> **EXERCISE PROMPT**
Determine how many lines contain the string "contribuinte", then reply with that figure only.
___ EXTRACTED MATERIAL
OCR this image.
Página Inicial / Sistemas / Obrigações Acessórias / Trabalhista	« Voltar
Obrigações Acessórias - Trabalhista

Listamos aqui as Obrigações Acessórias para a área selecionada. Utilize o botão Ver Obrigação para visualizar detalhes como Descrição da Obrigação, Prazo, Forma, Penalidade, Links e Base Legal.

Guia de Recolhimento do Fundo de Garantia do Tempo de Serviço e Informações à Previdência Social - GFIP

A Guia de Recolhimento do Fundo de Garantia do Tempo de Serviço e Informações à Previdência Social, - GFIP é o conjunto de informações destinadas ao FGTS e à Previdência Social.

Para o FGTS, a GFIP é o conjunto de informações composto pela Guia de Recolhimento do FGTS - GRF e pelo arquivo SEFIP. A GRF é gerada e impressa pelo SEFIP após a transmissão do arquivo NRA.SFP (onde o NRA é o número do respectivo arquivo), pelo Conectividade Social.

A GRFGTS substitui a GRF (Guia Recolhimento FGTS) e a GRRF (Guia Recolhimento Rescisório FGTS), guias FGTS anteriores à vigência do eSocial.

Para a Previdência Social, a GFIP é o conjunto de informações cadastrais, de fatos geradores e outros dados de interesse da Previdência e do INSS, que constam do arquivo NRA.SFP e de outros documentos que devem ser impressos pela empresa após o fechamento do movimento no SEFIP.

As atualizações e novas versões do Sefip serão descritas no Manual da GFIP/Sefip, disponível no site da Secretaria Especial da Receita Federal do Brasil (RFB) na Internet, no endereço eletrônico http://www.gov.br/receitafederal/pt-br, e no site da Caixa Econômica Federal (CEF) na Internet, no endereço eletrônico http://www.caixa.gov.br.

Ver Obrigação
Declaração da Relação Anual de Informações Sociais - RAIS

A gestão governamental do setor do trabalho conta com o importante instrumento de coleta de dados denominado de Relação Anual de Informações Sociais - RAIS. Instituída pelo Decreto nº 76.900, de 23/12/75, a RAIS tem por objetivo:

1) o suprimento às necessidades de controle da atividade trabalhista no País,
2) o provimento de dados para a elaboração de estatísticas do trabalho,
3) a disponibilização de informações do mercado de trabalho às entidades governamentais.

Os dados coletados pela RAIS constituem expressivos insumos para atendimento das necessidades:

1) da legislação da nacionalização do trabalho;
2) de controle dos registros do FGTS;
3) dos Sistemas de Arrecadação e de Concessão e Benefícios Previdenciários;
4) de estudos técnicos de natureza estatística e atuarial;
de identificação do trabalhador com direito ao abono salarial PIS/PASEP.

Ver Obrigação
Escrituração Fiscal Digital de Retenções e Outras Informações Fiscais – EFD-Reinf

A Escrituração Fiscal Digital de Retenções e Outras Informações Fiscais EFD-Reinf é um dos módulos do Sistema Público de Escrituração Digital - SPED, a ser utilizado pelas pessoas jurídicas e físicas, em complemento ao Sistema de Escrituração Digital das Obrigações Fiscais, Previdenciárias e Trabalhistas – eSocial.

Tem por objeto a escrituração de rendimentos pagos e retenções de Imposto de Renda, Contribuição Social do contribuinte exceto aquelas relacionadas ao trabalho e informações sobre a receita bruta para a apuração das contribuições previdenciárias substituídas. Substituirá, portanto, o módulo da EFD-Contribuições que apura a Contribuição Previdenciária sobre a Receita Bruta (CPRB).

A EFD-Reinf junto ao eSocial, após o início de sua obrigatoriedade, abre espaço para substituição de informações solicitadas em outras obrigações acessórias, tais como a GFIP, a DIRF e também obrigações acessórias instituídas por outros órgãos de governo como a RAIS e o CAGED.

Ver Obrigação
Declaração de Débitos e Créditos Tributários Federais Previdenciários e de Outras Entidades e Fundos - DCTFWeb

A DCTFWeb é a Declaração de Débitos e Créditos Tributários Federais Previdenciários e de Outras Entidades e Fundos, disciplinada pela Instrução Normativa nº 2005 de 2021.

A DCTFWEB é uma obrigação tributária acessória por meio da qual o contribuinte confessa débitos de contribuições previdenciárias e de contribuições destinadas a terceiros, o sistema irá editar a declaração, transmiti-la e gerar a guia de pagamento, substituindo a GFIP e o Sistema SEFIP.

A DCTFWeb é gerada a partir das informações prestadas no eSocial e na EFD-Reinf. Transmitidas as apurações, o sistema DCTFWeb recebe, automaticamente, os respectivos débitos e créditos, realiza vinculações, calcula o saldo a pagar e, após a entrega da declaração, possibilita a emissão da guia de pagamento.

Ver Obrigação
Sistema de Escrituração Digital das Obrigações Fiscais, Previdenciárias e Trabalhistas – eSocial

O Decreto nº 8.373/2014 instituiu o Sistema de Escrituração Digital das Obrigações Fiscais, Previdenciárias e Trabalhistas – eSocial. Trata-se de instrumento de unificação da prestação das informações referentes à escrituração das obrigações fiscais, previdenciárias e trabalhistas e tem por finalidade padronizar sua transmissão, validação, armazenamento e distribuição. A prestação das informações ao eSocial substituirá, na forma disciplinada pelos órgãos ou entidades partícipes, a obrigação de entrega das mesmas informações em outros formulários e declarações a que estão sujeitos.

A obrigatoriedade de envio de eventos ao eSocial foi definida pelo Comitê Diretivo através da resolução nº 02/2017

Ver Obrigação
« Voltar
______
___ EXTRACTED MATERIAL
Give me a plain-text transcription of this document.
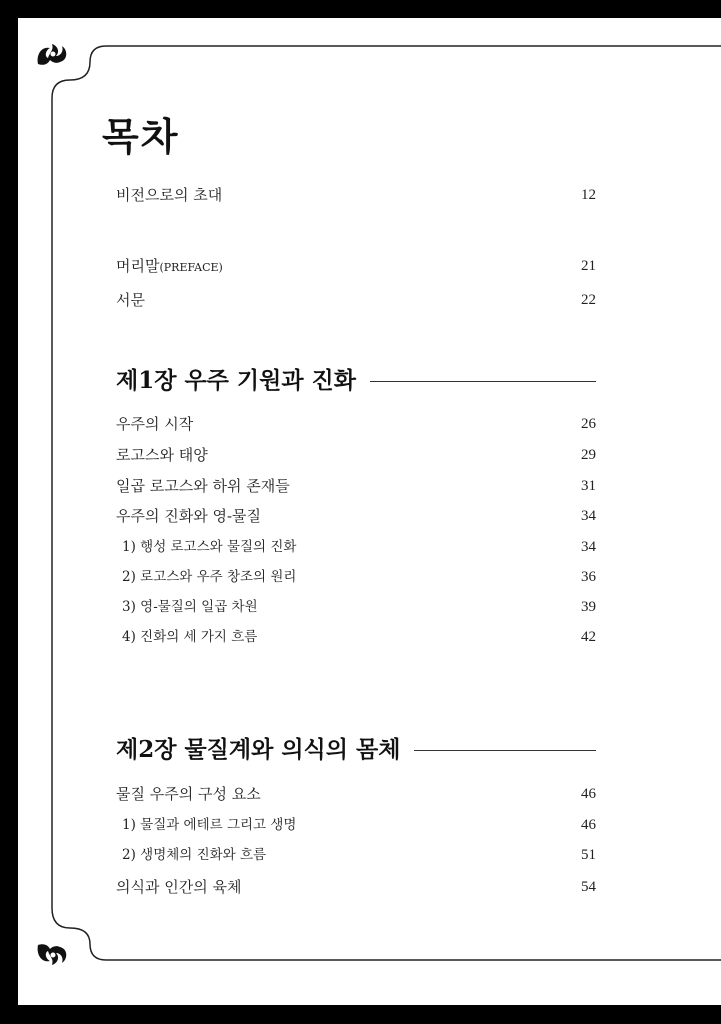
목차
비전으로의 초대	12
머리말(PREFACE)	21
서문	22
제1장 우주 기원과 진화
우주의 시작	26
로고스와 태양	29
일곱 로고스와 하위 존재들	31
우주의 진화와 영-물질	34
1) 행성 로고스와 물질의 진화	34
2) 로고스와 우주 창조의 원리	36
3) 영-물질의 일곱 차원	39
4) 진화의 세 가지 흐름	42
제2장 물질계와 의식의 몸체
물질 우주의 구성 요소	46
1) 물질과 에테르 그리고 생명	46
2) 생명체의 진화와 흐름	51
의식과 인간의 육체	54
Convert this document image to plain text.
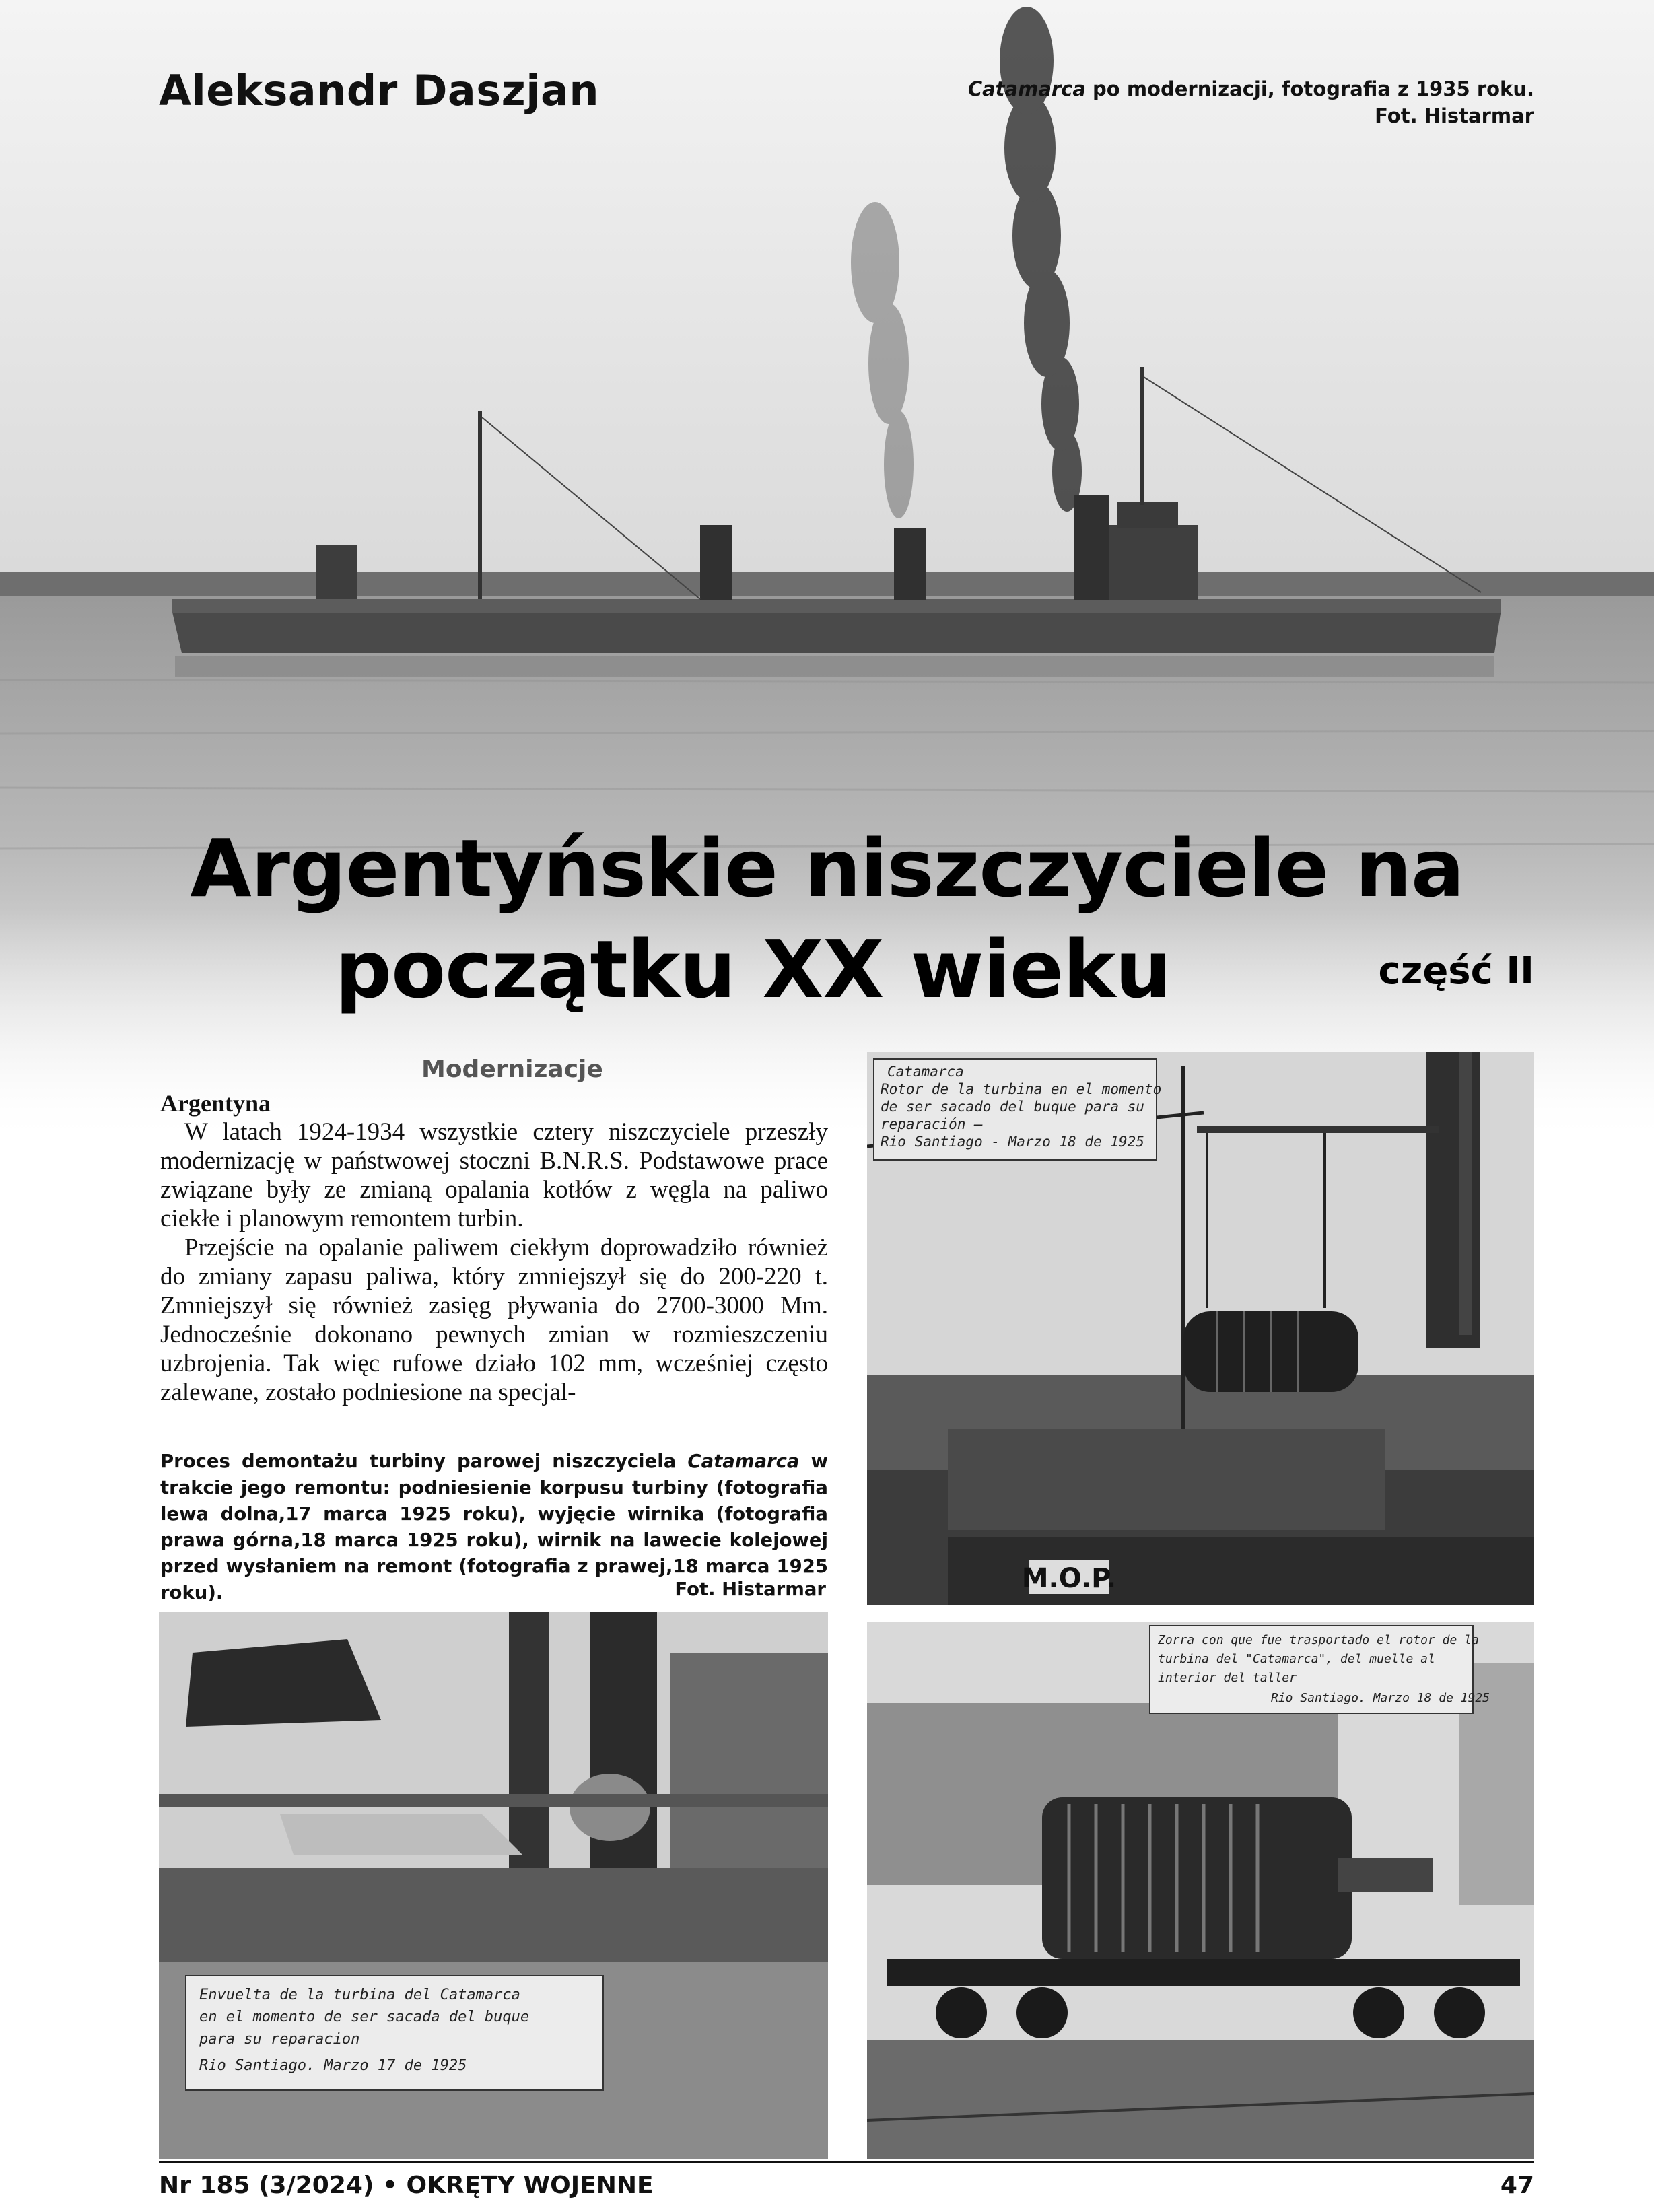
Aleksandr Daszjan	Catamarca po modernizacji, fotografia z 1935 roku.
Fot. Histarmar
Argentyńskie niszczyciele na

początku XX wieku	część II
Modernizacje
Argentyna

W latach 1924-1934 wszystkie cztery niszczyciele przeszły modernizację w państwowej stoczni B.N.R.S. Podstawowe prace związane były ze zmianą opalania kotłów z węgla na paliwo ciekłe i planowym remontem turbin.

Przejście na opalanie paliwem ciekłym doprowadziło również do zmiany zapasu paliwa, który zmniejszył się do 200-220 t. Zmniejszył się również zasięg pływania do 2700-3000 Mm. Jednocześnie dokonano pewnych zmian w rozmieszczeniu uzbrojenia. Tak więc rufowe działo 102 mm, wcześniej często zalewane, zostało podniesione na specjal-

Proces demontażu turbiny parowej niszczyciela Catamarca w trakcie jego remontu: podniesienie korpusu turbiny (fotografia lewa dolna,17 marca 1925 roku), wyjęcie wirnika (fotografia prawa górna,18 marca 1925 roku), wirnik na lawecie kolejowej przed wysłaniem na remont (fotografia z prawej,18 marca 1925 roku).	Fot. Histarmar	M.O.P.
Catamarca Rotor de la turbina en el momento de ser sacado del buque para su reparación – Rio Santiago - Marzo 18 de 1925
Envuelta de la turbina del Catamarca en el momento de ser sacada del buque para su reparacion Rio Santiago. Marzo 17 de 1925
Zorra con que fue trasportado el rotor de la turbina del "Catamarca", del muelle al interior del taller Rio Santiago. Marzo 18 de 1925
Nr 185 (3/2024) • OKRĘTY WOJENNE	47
______
___ EXTRACTED MATERIAL
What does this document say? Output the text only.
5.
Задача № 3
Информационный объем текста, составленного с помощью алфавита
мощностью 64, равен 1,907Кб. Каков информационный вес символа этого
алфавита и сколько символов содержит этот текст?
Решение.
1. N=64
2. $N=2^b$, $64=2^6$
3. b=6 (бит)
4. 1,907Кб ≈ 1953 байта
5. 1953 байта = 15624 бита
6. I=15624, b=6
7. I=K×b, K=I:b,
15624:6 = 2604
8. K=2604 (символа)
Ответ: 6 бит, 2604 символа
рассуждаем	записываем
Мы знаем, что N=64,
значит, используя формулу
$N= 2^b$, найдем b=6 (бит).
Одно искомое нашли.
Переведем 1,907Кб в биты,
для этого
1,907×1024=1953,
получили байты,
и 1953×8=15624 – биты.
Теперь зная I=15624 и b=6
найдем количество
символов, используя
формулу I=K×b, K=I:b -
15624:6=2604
______
> **FULL SOLUTION**
2